§ **The problem**
Collect all lines from the listing that include the string "Women".
==============================
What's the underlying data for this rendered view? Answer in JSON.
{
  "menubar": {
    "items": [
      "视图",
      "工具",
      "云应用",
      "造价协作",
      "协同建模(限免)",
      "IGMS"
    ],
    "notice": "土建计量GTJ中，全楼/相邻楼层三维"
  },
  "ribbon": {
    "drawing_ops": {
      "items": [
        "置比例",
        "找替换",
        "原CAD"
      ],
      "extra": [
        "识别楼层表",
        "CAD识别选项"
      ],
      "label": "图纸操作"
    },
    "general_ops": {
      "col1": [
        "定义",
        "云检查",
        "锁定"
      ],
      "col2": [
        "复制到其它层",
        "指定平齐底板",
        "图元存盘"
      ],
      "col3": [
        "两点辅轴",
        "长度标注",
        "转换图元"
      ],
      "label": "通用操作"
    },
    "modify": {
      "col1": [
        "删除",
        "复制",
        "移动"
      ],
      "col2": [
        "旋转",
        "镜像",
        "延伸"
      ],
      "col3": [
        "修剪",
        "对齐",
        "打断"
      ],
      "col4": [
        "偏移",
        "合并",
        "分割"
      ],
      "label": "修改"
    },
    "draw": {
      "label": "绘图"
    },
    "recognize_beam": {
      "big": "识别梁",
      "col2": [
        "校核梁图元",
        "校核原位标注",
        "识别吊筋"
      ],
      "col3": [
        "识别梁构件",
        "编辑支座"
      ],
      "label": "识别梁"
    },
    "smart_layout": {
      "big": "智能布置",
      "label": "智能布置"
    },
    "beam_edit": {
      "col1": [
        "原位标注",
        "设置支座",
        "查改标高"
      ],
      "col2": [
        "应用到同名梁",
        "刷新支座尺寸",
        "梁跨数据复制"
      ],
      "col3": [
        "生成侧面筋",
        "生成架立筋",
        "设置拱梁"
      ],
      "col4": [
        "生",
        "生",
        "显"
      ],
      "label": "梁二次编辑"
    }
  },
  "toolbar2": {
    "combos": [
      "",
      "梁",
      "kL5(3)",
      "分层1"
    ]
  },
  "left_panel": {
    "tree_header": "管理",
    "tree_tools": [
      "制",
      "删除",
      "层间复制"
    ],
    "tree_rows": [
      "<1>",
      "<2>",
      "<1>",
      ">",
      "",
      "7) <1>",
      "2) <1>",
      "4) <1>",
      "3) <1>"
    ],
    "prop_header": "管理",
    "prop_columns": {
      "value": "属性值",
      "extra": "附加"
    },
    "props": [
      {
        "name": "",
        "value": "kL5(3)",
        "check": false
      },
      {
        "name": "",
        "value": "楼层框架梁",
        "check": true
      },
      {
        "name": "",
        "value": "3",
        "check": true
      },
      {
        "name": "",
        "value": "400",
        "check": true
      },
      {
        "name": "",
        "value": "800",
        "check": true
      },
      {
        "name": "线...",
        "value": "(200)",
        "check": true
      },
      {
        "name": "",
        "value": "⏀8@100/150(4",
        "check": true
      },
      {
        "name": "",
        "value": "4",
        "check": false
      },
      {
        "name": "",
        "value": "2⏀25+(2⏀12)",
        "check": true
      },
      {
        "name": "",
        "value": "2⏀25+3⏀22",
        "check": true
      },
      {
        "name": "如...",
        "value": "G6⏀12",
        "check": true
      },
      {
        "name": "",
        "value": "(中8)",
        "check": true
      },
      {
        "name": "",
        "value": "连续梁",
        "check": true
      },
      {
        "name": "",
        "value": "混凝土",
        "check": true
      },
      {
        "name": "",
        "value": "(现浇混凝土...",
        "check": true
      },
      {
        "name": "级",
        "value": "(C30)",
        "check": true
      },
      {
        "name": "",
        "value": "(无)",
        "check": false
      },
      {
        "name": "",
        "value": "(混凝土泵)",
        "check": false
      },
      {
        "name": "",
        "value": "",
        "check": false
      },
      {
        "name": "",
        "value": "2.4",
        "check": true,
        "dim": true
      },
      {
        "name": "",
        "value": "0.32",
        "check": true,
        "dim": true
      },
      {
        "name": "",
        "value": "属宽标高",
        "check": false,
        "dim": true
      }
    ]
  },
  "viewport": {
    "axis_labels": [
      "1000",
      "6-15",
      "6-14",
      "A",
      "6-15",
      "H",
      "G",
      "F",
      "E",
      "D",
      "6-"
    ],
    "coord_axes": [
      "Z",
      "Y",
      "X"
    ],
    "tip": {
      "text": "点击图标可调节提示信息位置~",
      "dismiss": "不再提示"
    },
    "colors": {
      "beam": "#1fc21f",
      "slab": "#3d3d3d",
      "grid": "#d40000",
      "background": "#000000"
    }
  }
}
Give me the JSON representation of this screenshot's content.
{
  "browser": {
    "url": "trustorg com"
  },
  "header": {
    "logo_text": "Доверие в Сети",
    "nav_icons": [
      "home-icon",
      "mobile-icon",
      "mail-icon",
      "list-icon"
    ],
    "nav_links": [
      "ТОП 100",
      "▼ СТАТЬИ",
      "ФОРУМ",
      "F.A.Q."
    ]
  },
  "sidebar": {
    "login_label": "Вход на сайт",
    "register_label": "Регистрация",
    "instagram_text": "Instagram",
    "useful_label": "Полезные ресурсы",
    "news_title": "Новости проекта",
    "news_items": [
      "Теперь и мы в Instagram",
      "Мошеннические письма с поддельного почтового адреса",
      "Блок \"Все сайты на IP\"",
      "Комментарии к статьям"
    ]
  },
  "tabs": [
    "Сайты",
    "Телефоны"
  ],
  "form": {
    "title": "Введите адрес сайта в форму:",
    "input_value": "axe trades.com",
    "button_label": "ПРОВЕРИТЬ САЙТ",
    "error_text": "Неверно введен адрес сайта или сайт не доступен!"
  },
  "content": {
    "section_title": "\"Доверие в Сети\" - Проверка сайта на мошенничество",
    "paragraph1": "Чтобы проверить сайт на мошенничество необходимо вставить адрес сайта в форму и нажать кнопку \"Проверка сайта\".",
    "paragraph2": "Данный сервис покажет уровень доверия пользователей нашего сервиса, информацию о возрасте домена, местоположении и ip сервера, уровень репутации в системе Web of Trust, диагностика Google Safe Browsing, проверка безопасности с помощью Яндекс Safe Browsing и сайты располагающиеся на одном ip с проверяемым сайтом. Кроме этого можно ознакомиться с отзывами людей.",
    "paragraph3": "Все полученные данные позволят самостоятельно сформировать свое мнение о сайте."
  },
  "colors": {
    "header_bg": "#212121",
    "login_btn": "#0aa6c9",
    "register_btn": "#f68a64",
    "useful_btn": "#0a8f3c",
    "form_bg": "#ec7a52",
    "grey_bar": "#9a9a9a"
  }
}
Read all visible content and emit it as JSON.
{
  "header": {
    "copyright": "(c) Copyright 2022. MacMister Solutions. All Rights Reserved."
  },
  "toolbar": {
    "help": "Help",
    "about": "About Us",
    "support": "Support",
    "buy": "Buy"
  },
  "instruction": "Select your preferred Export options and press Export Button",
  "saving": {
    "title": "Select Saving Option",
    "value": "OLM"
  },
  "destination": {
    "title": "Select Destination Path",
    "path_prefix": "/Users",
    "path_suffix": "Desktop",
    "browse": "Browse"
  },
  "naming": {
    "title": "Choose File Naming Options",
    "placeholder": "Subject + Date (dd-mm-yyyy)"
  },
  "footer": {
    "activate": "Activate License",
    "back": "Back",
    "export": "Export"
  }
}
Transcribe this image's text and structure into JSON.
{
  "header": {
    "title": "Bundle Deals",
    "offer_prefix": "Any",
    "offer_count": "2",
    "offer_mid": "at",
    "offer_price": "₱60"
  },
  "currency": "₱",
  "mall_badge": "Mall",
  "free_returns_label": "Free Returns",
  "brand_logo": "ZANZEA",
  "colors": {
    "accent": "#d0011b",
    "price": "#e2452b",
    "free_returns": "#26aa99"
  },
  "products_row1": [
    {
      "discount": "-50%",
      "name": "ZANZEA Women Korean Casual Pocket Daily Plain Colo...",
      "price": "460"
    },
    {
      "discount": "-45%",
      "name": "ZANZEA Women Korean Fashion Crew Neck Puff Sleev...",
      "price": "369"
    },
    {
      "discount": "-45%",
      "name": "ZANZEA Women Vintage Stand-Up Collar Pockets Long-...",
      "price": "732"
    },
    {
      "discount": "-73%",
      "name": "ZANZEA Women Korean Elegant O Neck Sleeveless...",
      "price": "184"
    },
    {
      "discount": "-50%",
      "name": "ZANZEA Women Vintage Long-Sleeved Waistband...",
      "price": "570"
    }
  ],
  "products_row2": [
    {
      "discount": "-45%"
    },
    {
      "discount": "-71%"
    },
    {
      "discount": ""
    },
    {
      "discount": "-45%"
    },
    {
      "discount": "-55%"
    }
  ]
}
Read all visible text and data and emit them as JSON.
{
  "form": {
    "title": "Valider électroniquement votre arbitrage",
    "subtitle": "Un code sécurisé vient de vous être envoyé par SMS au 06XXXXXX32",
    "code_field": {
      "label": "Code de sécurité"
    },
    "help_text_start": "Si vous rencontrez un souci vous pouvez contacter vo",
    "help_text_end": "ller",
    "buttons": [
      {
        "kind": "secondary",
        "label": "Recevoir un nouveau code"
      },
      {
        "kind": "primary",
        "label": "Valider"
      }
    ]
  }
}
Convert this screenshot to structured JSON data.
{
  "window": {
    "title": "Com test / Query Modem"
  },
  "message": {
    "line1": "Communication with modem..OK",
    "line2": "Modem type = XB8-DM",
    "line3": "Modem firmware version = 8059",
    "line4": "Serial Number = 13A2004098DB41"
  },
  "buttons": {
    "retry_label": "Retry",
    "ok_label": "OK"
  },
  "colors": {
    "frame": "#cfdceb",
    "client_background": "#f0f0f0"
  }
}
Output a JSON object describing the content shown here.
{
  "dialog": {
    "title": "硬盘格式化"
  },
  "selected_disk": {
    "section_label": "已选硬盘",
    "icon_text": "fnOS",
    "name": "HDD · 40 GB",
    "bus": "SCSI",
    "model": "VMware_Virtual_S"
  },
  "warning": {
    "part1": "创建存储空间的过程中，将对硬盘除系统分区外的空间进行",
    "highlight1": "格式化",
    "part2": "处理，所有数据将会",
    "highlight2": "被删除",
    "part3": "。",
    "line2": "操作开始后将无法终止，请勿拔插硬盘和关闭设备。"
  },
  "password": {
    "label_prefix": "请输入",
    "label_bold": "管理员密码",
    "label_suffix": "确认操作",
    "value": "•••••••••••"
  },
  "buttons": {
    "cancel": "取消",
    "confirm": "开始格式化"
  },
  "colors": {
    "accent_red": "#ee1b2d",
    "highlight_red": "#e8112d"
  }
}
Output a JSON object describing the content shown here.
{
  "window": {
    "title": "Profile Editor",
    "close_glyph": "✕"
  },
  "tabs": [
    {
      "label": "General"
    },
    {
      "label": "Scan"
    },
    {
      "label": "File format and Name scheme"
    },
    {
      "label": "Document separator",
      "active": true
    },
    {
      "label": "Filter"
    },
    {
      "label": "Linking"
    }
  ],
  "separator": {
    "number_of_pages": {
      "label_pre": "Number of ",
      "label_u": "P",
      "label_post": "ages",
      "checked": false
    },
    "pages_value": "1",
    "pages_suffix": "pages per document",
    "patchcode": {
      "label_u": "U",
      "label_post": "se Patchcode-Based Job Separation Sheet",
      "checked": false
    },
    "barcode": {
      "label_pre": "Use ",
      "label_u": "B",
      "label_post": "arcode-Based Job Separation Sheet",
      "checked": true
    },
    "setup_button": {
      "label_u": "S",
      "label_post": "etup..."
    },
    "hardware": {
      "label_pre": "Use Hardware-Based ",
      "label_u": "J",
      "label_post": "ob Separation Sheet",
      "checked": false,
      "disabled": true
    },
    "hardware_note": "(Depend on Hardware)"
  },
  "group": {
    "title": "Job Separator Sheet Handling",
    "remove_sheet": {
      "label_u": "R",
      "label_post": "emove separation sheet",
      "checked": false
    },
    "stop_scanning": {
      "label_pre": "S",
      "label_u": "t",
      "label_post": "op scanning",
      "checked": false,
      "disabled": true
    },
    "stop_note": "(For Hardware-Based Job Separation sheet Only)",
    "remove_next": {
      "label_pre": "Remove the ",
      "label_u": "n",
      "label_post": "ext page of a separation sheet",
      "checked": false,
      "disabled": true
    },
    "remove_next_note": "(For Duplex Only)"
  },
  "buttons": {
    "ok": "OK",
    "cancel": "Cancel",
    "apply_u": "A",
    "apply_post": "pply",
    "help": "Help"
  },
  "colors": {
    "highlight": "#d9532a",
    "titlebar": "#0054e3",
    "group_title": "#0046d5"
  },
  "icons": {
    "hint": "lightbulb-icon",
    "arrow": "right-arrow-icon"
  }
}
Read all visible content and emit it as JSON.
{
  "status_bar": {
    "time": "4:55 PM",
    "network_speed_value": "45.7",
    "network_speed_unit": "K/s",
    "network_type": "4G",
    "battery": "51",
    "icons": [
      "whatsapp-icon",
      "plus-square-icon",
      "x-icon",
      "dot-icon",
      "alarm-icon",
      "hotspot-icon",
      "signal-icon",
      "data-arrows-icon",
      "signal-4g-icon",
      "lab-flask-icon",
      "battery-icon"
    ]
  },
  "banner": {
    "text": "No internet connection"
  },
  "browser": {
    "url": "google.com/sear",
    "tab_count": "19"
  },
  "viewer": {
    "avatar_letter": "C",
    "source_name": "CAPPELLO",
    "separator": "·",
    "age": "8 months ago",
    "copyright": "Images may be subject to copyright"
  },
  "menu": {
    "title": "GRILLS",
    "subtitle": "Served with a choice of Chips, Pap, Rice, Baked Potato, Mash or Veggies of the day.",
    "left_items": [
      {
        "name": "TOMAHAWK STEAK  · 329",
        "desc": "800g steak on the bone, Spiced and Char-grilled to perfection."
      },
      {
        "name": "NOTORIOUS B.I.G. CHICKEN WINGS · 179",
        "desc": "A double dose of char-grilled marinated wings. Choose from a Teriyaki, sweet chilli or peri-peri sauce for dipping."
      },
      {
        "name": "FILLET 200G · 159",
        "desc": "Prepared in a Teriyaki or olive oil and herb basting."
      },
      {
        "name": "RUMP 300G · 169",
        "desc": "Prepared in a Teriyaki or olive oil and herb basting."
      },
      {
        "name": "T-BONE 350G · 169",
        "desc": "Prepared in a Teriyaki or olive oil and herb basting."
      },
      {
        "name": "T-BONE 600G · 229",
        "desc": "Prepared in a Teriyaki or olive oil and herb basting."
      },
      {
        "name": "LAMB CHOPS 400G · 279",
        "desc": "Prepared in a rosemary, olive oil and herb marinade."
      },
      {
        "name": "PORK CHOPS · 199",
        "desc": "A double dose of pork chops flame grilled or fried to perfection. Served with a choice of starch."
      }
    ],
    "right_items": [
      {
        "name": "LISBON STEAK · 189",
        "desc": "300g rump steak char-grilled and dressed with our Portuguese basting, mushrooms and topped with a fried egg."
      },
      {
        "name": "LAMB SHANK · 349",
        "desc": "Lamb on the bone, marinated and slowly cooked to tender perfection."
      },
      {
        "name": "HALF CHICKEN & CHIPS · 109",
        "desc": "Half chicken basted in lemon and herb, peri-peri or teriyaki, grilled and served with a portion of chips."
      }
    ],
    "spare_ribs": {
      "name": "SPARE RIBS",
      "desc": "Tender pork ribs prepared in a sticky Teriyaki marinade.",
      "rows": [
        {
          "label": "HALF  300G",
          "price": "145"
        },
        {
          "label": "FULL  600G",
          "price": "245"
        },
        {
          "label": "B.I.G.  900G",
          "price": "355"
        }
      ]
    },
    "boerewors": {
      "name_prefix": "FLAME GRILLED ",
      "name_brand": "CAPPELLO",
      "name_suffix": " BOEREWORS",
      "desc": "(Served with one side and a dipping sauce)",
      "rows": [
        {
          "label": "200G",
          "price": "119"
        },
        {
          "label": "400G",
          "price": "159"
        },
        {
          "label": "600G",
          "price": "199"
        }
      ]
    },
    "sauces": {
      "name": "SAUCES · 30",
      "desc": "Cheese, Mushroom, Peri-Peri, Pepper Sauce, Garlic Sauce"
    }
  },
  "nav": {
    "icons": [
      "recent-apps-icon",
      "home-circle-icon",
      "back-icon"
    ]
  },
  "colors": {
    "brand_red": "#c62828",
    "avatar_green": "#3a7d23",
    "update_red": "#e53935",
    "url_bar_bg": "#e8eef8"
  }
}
==============================
§ **Written answer**
      "name": "ZANZEA Women Korean Casual Pocket Daily Plain Colo...",
      "name": "ZANZEA Women Korean Fashion Crew Neck Puff Sleev...",
      "name": "ZANZEA Women Vintage Stand-Up Collar Pockets Long-...",
      "name": "ZANZEA Women Korean Elegant O Neck Sleeveless...",
      "name": "ZANZEA Women Vintage Long-Sleeved Waistband...",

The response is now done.